+++ Entries shown

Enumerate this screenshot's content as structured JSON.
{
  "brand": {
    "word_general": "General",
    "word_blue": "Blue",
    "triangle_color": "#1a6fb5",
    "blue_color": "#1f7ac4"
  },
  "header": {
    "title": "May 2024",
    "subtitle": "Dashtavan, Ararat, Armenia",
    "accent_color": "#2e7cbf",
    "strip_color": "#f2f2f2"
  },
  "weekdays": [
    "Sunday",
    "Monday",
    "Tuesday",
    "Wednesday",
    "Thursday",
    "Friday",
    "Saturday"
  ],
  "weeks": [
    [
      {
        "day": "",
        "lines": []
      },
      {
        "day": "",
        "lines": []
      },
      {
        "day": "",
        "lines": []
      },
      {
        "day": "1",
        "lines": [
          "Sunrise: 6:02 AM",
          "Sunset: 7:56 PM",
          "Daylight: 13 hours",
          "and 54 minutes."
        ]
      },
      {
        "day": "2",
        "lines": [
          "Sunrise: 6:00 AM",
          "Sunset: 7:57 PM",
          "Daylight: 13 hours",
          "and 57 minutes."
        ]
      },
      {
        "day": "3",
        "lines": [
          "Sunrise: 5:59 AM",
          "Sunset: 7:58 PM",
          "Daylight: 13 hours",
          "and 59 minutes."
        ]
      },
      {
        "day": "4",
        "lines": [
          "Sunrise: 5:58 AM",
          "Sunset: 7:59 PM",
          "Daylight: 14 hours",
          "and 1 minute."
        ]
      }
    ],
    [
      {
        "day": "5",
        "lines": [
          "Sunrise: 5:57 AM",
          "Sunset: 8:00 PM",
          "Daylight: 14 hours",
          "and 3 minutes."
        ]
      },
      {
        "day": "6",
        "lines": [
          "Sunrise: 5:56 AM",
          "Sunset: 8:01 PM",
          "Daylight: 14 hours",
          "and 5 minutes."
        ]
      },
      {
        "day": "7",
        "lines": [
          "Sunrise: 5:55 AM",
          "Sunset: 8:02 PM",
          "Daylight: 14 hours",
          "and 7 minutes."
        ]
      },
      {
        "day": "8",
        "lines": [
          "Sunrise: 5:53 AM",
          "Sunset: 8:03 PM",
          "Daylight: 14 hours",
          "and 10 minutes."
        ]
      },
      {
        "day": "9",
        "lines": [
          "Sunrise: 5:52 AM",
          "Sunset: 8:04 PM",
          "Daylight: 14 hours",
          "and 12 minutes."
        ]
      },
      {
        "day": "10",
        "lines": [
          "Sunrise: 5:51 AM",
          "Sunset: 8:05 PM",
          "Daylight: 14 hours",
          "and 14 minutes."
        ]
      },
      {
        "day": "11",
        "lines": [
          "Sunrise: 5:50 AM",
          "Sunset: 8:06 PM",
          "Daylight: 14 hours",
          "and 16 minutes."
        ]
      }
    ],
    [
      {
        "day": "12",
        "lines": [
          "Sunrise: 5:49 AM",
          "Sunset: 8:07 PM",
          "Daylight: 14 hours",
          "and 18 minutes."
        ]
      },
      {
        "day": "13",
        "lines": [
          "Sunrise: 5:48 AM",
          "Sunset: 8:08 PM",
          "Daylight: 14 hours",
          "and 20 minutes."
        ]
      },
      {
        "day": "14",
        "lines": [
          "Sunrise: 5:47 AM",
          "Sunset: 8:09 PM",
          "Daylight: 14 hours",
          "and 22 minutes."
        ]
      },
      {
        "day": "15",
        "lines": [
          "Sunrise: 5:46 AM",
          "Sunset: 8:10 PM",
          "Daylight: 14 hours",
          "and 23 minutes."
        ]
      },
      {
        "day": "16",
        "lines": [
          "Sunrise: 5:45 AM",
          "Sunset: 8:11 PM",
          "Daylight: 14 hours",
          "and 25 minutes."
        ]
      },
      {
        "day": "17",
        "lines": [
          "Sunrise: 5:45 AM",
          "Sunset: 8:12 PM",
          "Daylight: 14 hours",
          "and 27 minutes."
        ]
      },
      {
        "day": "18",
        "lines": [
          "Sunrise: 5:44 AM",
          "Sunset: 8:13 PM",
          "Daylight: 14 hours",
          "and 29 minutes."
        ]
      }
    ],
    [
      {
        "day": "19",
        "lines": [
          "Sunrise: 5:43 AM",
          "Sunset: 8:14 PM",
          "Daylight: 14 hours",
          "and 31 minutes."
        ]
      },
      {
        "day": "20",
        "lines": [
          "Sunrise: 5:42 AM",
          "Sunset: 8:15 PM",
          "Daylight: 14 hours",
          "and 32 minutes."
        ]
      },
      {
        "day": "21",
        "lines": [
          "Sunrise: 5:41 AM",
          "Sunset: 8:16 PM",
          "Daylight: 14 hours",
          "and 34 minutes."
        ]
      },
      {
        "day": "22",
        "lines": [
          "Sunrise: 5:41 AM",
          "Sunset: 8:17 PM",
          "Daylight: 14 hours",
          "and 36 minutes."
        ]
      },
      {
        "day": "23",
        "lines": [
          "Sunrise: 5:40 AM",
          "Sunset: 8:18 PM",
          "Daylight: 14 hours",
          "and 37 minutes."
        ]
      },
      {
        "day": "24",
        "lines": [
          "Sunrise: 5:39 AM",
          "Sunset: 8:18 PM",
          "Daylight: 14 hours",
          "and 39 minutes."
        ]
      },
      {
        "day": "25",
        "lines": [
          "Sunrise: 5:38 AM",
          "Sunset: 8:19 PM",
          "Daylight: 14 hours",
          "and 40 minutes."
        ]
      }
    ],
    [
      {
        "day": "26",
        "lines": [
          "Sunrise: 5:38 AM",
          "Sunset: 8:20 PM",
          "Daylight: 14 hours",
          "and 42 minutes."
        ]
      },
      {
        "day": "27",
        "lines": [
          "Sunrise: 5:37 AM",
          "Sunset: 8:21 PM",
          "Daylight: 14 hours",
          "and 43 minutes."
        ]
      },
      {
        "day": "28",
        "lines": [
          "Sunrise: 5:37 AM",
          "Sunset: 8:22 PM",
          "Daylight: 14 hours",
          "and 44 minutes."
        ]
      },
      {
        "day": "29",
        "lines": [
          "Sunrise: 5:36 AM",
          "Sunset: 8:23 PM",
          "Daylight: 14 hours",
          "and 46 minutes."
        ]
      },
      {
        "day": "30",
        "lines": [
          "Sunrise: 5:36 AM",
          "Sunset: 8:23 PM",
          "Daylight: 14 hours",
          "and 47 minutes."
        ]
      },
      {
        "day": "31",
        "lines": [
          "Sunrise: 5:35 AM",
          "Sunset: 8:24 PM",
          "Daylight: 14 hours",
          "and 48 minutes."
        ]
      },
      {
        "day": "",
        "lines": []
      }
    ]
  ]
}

++++++

• [The task]: The records above should all be quoted exactly, please.

• [The completed task]:
Enumerate this screenshot's content as structured JSON.
{
  "brand": {
    "word_general": "General",
    "word_blue": "Blue",
    "triangle_color": "#1a6fb5",
    "blue_color": "#1f7ac4"
  },
  "header": {
    "title": "May 2024",
    "subtitle": "Dashtavan, Ararat, Armenia",
    "accent_color": "#2e7cbf",
    "strip_color": "#f2f2f2"
  },
  "weekdays": [
    "Sunday",
    "Monday",
    "Tuesday",
    "Wednesday",
    "Thursday",
    "Friday",
    "Saturday"
  ],
  "weeks": [
    [
      {
        "day": "",
        "lines": []
      },
      {
        "day": "",
        "lines": []
      },
      {
        "day": "",
        "lines": []
      },
      {
        "day": "1",
        "lines": [
          "Sunrise: 6:02 AM",
          "Sunset: 7:56 PM",
          "Daylight: 13 hours",
          "and 54 minutes."
        ]
      },
      {
        "day": "2",
        "lines": [
          "Sunrise: 6:00 AM",
          "Sunset: 7:57 PM",
          "Daylight: 13 hours",
          "and 57 minutes."
        ]
      },
      {
        "day": "3",
        "lines": [
          "Sunrise: 5:59 AM",
          "Sunset: 7:58 PM",
          "Daylight: 13 hours",
          "and 59 minutes."
        ]
      },
      {
        "day": "4",
        "lines": [
          "Sunrise: 5:58 AM",
          "Sunset: 7:59 PM",
          "Daylight: 14 hours",
          "and 1 minute."
        ]
      }
    ],
    [
      {
        "day": "5",
        "lines": [
          "Sunrise: 5:57 AM",
          "Sunset: 8:00 PM",
          "Daylight: 14 hours",
          "and 3 minutes."
        ]
      },
      {
        "day": "6",
        "lines": [
          "Sunrise: 5:56 AM",
          "Sunset: 8:01 PM",
          "Daylight: 14 hours",
          "and 5 minutes."
        ]
      },
      {
        "day": "7",
        "lines": [
          "Sunrise: 5:55 AM",
          "Sunset: 8:02 PM",
          "Daylight: 14 hours",
          "and 7 minutes."
        ]
      },
      {
        "day": "8",
        "lines": [
          "Sunrise: 5:53 AM",
          "Sunset: 8:03 PM",
          "Daylight: 14 hours",
          "and 10 minutes."
        ]
      },
      {
        "day": "9",
        "lines": [
          "Sunrise: 5:52 AM",
          "Sunset: 8:04 PM",
          "Daylight: 14 hours",
          "and 12 minutes."
        ]
      },
      {
        "day": "10",
        "lines": [
          "Sunrise: 5:51 AM",
          "Sunset: 8:05 PM",
          "Daylight: 14 hours",
          "and 14 minutes."
        ]
      },
      {
        "day": "11",
        "lines": [
          "Sunrise: 5:50 AM",
          "Sunset: 8:06 PM",
          "Daylight: 14 hours",
          "and 16 minutes."
        ]
      }
    ],
    [
      {
        "day": "12",
        "lines": [
          "Sunrise: 5:49 AM",
          "Sunset: 8:07 PM",
          "Daylight: 14 hours",
          "and 18 minutes."
        ]
      },
      {
        "day": "13",
        "lines": [
          "Sunrise: 5:48 AM",
          "Sunset: 8:08 PM",
          "Daylight: 14 hours",
          "and 20 minutes."
        ]
      },
      {
        "day": "14",
        "lines": [
          "Sunrise: 5:47 AM",
          "Sunset: 8:09 PM",
          "Daylight: 14 hours",
          "and 22 minutes."
        ]
      },
      {
        "day": "15",
        "lines": [
          "Sunrise: 5:46 AM",
          "Sunset: 8:10 PM",
          "Daylight: 14 hours",
          "and 23 minutes."
        ]
      },
      {
        "day": "16",
        "lines": [
          "Sunrise: 5:45 AM",
          "Sunset: 8:11 PM",
          "Daylight: 14 hours",
          "and 25 minutes."
        ]
      },
      {
        "day": "17",
        "lines": [
          "Sunrise: 5:45 AM",
          "Sunset: 8:12 PM",
          "Daylight: 14 hours",
          "and 27 minutes."
        ]
      },
      {
        "day": "18",
        "lines": [
          "Sunrise: 5:44 AM",
          "Sunset: 8:13 PM",
          "Daylight: 14 hours",
          "and 29 minutes."
        ]
      }
    ],
    [
      {
        "day": "19",
        "lines": [
          "Sunrise: 5:43 AM",
          "Sunset: 8:14 PM",
          "Daylight: 14 hours",
          "and 31 minutes."
        ]
      },
      {
        "day": "20",
        "lines": [
          "Sunrise: 5:42 AM",
          "Sunset: 8:15 PM",
          "Daylight: 14 hours",
          "and 32 minutes."
        ]
      },
      {
        "day": "21",
        "lines": [
          "Sunrise: 5:41 AM",
          "Sunset: 8:16 PM",
          "Daylight: 14 hours",
          "and 34 minutes."
        ]
      },
      {
        "day": "22",
        "lines": [
          "Sunrise: 5:41 AM",
          "Sunset: 8:17 PM",
          "Daylight: 14 hours",
          "and 36 minutes."
        ]
      },
      {
        "day": "23",
        "lines": [
          "Sunrise: 5:40 AM",
          "Sunset: 8:18 PM",
          "Daylight: 14 hours",
          "and 37 minutes."
        ]
      },
      {
        "day": "24",
        "lines": [
          "Sunrise: 5:39 AM",
          "Sunset: 8:18 PM",
          "Daylight: 14 hours",
          "and 39 minutes."
        ]
      },
      {
        "day": "25",
        "lines": [
          "Sunrise: 5:38 AM",
          "Sunset: 8:19 PM",
          "Daylight: 14 hours",
          "and 40 minutes."
        ]
      }
    ],
    [
      {
        "day": "26",
        "lines": [
          "Sunrise: 5:38 AM",
          "Sunset: 8:20 PM",
          "Daylight: 14 hours",
          "and 42 minutes."
        ]
      },
      {
        "day": "27",
        "lines": [
          "Sunrise: 5:37 AM",
          "Sunset: 8:21 PM",
          "Daylight: 14 hours",
          "and 43 minutes."
        ]
      },
      {
        "day": "28",
        "lines": [
          "Sunrise: 5:37 AM",
          "Sunset: 8:22 PM",
          "Daylight: 14 hours",
          "and 44 minutes."
        ]
      },
      {
        "day": "29",
        "lines": [
          "Sunrise: 5:36 AM",
          "Sunset: 8:23 PM",
          "Daylight: 14 hours",
          "and 46 minutes."
        ]
      },
      {
        "day": "30",
        "lines": [
          "Sunrise: 5:36 AM",
          "Sunset: 8:23 PM",
          "Daylight: 14 hours",
          "and 47 minutes."
        ]
      },
      {
        "day": "31",
        "lines": [
          "Sunrise: 5:35 AM",
          "Sunset: 8:24 PM",
          "Daylight: 14 hours",
          "and 48 minutes."
        ]
      },
      {
        "day": "",
        "lines": []
      }
    ]
  ]
}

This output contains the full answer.